— START EXCERPTED DATA —
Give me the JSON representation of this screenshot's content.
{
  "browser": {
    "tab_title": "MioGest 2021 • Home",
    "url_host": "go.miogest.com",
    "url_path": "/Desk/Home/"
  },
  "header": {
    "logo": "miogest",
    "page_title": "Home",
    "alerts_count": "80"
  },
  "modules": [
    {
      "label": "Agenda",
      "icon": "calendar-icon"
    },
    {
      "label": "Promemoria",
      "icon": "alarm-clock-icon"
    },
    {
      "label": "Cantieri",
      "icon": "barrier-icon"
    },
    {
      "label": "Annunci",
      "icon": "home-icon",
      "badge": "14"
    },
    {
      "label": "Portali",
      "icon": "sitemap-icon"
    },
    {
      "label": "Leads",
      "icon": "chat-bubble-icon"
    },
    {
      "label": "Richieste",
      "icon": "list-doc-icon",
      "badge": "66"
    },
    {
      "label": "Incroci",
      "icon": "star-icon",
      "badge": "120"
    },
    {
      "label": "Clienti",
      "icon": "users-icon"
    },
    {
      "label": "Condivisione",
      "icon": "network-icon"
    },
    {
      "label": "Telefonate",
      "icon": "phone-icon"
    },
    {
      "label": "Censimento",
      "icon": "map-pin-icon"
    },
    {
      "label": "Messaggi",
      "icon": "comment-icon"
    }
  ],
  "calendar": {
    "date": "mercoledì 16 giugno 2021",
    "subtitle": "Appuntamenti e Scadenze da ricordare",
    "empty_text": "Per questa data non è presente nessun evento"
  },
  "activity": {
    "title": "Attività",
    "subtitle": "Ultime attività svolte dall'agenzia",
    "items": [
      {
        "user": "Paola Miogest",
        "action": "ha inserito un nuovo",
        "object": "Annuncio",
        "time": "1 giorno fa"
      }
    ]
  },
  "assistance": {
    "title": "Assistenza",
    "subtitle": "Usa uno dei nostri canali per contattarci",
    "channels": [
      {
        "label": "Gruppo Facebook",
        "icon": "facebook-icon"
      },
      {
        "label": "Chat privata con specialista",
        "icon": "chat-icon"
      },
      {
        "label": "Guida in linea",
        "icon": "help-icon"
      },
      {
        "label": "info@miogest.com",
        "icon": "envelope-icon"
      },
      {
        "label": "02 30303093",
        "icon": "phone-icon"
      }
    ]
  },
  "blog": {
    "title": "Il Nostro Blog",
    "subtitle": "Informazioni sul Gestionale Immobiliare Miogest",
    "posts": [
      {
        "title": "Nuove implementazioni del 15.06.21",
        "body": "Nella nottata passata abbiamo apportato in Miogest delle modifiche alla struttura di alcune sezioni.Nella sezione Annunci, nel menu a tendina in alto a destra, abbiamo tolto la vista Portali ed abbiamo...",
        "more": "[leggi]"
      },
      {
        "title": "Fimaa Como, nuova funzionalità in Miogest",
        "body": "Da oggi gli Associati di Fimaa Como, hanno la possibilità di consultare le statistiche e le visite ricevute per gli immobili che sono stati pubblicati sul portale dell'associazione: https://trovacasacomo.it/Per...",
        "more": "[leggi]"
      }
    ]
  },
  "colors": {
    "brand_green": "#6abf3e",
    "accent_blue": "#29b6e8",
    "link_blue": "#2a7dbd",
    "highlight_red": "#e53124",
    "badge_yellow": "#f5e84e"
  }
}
— END EXCERPTED DATA —
**REQUIREMENTS**
Restate the data above word for word.

**REPLY**
Give me the JSON representation of this screenshot's content.
{
  "browser": {
    "tab_title": "MioGest 2021 • Home",
    "url_host": "go.miogest.com",
    "url_path": "/Desk/Home/"
  },
  "header": {
    "logo": "miogest",
    "page_title": "Home",
    "alerts_count": "80"
  },
  "modules": [
    {
      "label": "Agenda",
      "icon": "calendar-icon"
    },
    {
      "label": "Promemoria",
      "icon": "alarm-clock-icon"
    },
    {
      "label": "Cantieri",
      "icon": "barrier-icon"
    },
    {
      "label": "Annunci",
      "icon": "home-icon",
      "badge": "14"
    },
    {
      "label": "Portali",
      "icon": "sitemap-icon"
    },
    {
      "label": "Leads",
      "icon": "chat-bubble-icon"
    },
    {
      "label": "Richieste",
      "icon": "list-doc-icon",
      "badge": "66"
    },
    {
      "label": "Incroci",
      "icon": "star-icon",
      "badge": "120"
    },
    {
      "label": "Clienti",
      "icon": "users-icon"
    },
    {
      "label": "Condivisione",
      "icon": "network-icon"
    },
    {
      "label": "Telefonate",
      "icon": "phone-icon"
    },
    {
      "label": "Censimento",
      "icon": "map-pin-icon"
    },
    {
      "label": "Messaggi",
      "icon": "comment-icon"
    }
  ],
  "calendar": {
    "date": "mercoledì 16 giugno 2021",
    "subtitle": "Appuntamenti e Scadenze da ricordare",
    "empty_text": "Per questa data non è presente nessun evento"
  },
  "activity": {
    "title": "Attività",
    "subtitle": "Ultime attività svolte dall'agenzia",
    "items": [
      {
        "user": "Paola Miogest",
        "action": "ha inserito un nuovo",
        "object": "Annuncio",
        "time": "1 giorno fa"
      }
    ]
  },
  "assistance": {
    "title": "Assistenza",
    "subtitle": "Usa uno dei nostri canali per contattarci",
    "channels": [
      {
        "label": "Gruppo Facebook",
        "icon": "facebook-icon"
      },
      {
        "label": "Chat privata con specialista",
        "icon": "chat-icon"
      },
      {
        "label": "Guida in linea",
        "icon": "help-icon"
      },
      {
        "label": "info@miogest.com",
        "icon": "envelope-icon"
      },
      {
        "label": "02 30303093",
        "icon": "phone-icon"
      }
    ]
  },
  "blog": {
    "title": "Il Nostro Blog",
    "subtitle": "Informazioni sul Gestionale Immobiliare Miogest",
    "posts": [
      {
        "title": "Nuove implementazioni del 15.06.21",
        "body": "Nella nottata passata abbiamo apportato in Miogest delle modifiche alla struttura di alcune sezioni.Nella sezione Annunci, nel menu a tendina in alto a destra, abbiamo tolto la vista Portali ed abbiamo...",
        "more": "[leggi]"
      },
      {
        "title": "Fimaa Como, nuova funzionalità in Miogest",
        "body": "Da oggi gli Associati di Fimaa Como, hanno la possibilità di consultare le statistiche e le visite ricevute per gli immobili che sono stati pubblicati sul portale dell'associazione: https://trovacasacomo.it/Per...",
        "more": "[leggi]"
      }
    ]
  },
  "colors": {
    "brand_green": "#6abf3e",
    "accent_blue": "#29b6e8",
    "link_blue": "#2a7dbd",
    "highlight_red": "#e53124",
    "badge_yellow": "#f5e84e"
  }
}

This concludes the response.